Required task: Identify the lines holding "sanfte" and copy them.

── Data rows

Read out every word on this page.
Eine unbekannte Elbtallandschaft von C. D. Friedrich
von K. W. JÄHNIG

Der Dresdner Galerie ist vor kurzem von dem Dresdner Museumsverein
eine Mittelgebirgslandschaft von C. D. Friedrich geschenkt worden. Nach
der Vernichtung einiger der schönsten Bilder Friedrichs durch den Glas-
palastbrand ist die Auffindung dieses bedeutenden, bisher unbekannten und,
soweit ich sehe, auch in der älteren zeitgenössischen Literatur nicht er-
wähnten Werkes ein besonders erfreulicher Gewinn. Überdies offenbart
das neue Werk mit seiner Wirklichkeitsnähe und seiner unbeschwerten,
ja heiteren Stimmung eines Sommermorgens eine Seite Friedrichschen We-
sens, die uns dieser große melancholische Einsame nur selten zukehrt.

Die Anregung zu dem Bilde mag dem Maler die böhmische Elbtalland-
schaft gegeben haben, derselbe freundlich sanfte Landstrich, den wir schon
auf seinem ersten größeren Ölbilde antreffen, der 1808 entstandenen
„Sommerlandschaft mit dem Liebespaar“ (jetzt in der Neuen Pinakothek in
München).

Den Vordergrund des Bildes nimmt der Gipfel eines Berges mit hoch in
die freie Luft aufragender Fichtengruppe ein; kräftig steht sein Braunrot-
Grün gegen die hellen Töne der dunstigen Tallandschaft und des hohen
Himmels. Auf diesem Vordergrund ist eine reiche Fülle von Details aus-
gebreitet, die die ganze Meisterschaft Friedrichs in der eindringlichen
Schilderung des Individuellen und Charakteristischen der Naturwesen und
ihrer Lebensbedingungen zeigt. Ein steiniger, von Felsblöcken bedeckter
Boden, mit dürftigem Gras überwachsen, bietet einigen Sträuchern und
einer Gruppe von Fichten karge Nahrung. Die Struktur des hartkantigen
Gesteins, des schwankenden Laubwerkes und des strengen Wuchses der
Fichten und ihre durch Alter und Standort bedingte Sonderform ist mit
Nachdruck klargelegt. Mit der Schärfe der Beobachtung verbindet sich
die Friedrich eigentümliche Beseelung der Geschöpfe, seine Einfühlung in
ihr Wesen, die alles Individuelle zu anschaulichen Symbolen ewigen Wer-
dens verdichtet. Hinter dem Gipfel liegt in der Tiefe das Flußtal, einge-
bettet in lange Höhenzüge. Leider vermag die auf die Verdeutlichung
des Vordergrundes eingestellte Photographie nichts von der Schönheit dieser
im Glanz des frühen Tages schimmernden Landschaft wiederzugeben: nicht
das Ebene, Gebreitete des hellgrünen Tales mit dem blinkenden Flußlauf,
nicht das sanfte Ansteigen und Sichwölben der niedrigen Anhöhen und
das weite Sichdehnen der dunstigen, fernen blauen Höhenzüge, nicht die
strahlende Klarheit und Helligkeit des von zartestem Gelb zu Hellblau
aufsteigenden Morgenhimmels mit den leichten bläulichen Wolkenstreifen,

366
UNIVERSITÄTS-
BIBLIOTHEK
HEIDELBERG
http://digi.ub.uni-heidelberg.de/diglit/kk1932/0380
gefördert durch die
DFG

────

Exercise response:
schaft gegeben haben, derselbe freundlich sanfte Landstrich, den wir schon
nicht das sanfte Ansteigen und Sichwölben der niedrigen Anhöhen und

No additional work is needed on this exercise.